» **Exercise goal**:
Pull out every line below holding the word "date".

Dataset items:

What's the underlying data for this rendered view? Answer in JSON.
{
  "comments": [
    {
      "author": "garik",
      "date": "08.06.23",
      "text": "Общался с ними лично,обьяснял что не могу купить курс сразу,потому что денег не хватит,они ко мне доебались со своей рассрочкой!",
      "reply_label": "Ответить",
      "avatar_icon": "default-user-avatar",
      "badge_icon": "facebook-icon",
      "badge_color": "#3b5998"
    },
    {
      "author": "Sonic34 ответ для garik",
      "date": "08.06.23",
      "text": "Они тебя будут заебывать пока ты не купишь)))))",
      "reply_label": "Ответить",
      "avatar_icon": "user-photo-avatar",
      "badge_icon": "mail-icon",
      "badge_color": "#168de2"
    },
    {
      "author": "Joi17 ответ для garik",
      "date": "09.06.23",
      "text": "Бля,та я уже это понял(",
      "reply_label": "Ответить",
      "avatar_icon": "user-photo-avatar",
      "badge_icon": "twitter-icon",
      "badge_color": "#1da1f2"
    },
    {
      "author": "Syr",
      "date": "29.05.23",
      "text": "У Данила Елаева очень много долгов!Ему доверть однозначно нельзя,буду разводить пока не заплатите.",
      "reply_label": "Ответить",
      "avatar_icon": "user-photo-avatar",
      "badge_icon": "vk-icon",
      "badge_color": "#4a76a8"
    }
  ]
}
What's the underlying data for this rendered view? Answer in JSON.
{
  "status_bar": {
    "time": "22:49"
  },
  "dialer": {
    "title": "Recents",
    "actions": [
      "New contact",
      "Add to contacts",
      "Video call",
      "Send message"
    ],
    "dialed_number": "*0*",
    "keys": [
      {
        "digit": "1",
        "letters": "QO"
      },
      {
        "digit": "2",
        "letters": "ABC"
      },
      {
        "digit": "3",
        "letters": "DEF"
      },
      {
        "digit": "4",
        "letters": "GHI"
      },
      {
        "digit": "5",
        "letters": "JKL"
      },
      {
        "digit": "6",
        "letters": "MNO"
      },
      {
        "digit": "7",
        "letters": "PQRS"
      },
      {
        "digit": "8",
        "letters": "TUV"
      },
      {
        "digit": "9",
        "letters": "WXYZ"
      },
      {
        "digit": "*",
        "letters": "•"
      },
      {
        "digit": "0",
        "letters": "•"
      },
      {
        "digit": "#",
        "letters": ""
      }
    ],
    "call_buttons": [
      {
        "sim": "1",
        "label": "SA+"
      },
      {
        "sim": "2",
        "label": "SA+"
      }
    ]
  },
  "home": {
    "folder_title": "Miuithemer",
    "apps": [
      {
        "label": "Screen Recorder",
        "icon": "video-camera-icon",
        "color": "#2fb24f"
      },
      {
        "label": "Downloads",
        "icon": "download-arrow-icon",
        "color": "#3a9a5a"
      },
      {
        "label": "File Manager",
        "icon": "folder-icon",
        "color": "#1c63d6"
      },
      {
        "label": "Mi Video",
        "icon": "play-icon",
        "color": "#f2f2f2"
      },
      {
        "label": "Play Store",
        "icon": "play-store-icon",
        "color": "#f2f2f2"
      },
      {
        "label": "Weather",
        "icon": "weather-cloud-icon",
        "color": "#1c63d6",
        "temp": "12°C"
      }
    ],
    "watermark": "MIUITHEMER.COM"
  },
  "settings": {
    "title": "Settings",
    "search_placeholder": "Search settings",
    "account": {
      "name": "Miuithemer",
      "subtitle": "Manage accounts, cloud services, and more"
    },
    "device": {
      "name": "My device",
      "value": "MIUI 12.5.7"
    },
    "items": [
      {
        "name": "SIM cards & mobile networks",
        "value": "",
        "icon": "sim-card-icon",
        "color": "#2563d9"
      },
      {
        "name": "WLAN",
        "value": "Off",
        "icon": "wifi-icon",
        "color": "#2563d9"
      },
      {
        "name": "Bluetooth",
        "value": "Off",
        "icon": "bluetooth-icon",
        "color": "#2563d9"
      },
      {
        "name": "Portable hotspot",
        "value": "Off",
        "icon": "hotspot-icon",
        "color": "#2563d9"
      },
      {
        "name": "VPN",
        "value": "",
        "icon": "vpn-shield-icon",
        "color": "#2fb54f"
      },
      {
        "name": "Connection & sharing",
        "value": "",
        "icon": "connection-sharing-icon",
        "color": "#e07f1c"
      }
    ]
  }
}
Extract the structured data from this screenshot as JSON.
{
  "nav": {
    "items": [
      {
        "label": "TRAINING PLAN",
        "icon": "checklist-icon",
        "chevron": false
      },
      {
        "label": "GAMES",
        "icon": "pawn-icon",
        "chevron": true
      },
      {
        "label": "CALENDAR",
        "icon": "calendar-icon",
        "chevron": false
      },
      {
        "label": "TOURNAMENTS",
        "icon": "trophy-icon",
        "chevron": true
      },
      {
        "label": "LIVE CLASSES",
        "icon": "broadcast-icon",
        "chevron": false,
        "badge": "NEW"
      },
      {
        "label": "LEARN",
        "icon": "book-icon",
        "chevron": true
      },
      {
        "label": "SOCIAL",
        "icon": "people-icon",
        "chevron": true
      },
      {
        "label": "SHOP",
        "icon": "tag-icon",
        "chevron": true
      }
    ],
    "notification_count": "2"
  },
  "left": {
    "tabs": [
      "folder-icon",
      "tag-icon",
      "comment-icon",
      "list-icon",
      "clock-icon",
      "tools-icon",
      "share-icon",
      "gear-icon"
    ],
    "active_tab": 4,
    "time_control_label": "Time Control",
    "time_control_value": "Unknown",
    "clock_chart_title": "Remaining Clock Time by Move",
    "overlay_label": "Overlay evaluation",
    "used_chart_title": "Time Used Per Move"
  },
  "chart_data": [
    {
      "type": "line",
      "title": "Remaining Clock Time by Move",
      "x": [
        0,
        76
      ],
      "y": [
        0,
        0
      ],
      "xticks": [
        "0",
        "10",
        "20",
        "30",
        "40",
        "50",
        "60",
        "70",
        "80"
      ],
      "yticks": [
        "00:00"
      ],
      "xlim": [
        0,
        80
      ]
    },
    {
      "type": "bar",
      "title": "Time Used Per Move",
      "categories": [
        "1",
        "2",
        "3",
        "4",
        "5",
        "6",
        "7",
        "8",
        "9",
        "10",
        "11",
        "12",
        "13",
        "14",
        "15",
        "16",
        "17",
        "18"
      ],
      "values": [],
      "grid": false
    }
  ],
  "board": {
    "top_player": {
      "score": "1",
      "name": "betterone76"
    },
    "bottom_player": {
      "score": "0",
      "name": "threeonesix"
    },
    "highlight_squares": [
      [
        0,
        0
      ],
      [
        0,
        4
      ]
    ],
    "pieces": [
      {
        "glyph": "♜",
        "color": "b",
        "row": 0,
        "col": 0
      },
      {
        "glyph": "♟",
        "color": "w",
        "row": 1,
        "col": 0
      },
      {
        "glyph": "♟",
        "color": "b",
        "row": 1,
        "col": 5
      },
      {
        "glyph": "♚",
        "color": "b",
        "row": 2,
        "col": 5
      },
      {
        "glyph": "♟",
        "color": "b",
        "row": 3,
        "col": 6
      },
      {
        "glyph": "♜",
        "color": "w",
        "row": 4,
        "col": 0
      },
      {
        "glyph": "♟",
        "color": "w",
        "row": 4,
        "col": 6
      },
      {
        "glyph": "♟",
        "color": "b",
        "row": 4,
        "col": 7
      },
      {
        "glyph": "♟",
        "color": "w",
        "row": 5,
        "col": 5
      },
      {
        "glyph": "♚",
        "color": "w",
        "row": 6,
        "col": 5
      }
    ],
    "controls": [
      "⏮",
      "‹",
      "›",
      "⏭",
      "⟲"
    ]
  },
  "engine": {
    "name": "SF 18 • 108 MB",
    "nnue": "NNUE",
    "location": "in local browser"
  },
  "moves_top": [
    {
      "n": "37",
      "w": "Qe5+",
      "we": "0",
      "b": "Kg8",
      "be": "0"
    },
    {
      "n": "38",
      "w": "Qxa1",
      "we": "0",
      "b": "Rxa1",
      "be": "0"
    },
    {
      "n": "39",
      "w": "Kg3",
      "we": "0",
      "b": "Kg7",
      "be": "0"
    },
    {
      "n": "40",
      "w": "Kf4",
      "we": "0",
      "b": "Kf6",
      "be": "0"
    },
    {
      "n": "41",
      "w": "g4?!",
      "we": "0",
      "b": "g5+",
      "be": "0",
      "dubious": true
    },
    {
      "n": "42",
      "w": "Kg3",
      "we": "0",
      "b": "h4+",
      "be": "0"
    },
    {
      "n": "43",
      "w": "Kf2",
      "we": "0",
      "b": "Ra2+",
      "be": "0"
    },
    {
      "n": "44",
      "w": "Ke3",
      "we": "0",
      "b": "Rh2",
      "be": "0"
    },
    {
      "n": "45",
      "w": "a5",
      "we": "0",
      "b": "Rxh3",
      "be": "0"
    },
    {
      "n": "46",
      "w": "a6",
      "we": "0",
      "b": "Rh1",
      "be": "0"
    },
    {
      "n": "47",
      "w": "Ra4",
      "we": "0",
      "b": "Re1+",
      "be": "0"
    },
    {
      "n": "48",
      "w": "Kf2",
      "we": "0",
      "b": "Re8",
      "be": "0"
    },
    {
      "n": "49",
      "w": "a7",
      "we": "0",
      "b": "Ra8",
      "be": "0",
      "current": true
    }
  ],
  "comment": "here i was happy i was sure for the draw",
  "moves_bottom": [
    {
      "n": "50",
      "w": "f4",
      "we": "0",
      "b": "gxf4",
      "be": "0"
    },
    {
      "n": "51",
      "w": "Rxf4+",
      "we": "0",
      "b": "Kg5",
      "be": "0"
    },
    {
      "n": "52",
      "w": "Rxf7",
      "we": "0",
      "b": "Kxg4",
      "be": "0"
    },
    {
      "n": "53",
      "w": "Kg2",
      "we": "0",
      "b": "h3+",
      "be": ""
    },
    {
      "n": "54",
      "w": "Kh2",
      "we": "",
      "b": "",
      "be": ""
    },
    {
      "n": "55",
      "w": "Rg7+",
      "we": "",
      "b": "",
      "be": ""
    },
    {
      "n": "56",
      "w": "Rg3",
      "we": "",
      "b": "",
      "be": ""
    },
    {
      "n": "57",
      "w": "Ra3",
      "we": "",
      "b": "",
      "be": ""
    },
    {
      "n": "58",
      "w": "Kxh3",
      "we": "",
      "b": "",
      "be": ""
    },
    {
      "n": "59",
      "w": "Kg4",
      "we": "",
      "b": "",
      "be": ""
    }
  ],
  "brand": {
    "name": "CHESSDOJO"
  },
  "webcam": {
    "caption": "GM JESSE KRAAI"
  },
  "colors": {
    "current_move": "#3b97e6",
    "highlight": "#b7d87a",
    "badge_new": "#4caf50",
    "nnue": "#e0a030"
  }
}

» **Output for this exercise**:
      "date": "08.06.23",
      "date": "08.06.23",
      "date": "09.06.23",
      "date": "29.05.23",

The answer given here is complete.